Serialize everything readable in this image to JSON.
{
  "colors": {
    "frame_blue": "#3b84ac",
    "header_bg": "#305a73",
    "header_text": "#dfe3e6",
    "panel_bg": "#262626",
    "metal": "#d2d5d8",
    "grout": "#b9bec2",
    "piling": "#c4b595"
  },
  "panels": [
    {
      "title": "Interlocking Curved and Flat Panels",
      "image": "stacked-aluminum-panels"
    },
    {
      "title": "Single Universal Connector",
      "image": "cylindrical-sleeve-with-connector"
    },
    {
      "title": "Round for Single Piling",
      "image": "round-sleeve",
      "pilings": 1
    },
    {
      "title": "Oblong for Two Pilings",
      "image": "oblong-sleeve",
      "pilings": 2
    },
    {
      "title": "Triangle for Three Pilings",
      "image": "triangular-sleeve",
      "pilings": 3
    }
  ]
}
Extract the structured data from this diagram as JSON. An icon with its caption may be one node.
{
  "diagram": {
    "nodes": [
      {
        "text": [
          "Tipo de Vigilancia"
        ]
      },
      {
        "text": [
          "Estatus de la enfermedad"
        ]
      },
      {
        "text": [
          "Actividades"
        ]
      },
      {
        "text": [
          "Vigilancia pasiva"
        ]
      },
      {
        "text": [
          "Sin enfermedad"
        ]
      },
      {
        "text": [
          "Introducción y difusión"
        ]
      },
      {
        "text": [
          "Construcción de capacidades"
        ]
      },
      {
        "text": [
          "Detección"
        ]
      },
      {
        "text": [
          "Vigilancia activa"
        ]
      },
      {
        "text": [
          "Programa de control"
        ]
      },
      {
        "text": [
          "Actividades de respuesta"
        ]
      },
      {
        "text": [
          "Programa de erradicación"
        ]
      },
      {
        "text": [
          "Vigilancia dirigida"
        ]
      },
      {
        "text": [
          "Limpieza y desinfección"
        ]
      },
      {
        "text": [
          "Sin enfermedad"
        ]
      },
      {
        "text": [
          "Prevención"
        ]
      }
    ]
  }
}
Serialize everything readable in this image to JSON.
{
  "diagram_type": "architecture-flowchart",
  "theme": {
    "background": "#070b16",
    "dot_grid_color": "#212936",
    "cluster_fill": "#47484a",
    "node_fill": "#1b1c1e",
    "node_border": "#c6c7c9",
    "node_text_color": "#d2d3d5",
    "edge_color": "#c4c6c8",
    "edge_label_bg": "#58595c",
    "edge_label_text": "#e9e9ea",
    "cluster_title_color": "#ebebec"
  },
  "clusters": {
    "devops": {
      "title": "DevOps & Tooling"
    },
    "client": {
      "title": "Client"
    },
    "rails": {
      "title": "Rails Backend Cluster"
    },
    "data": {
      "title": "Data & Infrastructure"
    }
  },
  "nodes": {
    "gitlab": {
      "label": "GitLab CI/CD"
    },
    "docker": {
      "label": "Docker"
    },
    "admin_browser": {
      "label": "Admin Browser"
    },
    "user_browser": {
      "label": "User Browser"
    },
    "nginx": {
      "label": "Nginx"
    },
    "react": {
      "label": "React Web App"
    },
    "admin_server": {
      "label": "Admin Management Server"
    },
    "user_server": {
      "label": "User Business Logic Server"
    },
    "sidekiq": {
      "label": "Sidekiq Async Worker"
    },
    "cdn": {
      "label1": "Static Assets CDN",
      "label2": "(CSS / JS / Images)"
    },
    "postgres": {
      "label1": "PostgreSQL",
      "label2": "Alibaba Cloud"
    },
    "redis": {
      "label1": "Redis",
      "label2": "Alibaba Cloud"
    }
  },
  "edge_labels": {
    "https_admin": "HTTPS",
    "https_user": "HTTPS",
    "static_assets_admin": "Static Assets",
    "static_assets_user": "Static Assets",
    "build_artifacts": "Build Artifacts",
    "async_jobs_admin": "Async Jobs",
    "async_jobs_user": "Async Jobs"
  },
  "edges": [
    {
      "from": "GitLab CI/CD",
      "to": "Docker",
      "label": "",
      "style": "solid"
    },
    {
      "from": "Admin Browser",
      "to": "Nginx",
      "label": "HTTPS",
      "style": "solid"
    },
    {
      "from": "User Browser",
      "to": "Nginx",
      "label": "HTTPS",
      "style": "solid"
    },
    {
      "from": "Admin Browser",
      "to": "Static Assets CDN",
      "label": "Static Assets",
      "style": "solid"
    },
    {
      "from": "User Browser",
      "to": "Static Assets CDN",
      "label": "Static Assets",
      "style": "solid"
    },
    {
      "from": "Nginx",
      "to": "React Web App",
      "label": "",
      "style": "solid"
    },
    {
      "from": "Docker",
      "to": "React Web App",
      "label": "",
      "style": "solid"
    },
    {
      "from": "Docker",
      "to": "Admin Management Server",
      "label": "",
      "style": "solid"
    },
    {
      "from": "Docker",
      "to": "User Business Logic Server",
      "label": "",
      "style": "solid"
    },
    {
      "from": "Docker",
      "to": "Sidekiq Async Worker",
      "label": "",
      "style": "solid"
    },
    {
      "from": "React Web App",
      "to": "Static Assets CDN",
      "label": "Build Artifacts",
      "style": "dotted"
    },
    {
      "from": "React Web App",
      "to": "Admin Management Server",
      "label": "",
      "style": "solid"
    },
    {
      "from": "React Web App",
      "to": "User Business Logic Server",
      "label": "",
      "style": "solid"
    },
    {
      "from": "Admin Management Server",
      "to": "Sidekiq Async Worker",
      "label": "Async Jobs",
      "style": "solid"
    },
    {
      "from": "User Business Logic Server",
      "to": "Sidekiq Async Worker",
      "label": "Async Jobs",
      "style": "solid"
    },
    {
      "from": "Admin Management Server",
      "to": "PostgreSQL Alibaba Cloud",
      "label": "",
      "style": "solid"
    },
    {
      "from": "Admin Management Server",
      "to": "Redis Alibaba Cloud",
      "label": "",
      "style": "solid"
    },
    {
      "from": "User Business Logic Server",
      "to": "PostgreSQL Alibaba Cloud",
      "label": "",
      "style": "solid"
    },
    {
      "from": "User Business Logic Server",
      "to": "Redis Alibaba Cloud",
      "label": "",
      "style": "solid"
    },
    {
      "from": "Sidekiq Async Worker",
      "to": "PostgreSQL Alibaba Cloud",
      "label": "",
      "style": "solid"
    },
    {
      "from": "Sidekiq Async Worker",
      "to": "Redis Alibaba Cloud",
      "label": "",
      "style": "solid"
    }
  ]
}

********

Scan the listing above. Gather each line that contains the word "sleeve".

      "image": "cylindrical-sleeve-with-connector"
      "image": "round-sleeve",
      "image": "oblong-sleeve",
      "image": "triangular-sleeve",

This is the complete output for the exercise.